AIM = Copy out each line that has "Омской" in it.

Extracted data entries:
┌──
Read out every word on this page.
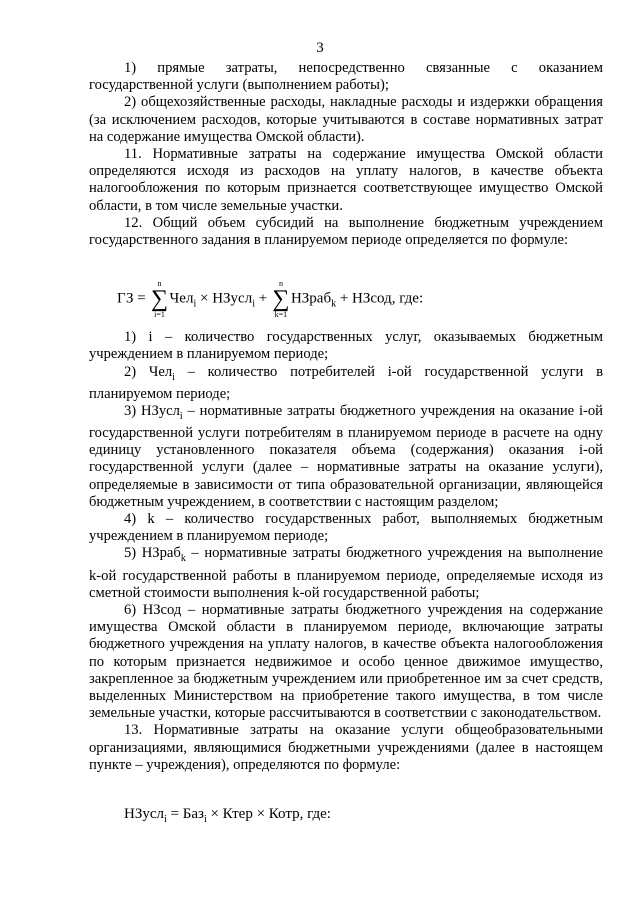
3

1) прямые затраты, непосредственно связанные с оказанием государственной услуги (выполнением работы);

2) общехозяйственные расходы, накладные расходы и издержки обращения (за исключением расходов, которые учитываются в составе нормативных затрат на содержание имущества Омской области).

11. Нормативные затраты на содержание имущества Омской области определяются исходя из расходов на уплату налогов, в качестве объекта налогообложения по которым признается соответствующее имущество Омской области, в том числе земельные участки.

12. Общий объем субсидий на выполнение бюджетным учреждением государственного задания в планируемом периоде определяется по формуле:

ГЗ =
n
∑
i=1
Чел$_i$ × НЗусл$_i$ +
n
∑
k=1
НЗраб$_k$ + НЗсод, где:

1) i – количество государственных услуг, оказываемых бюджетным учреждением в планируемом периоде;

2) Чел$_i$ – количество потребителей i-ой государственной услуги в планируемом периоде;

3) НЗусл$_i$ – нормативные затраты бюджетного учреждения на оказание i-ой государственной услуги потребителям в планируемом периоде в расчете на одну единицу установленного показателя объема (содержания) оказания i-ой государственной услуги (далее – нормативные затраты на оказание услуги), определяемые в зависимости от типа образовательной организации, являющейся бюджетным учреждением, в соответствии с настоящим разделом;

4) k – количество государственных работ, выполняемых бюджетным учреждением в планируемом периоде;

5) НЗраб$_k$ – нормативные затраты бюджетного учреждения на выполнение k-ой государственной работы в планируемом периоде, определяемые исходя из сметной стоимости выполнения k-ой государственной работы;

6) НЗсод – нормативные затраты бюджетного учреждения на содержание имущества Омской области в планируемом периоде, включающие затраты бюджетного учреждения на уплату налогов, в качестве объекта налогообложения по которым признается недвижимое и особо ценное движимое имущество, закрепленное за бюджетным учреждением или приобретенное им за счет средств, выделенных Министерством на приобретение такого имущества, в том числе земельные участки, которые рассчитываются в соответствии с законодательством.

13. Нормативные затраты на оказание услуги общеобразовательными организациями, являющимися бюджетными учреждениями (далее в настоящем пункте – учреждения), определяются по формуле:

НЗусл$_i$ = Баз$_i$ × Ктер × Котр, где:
└──
THE SOLUTION =
2) общехозяйственные расходы, накладные расходы и издержки обращения (за исключением расходов, которые учитываются в составе нормативных затрат на содержание имущества Омской области).
11. Нормативные затраты на содержание имущества Омской области определяются исходя из расходов на уплату налогов, в качестве объекта налогообложения по которым признается соответствующее имущество Омской области, в том числе земельные участки.
6) НЗсод – нормативные затраты бюджетного учреждения на содержание имущества Омской области в планируемом периоде, включающие затраты бюджетного учреждения на уплату налогов, в качестве объекта налогообложения по которым признается недвижимое и особо ценное движимое имущество, закрепленное за бюджетным учреждением или приобретенное им за счет средств, выделенных Министерством на приобретение такого имущества, в том числе земельные участки, которые рассчитываются в соответствии с законодательством.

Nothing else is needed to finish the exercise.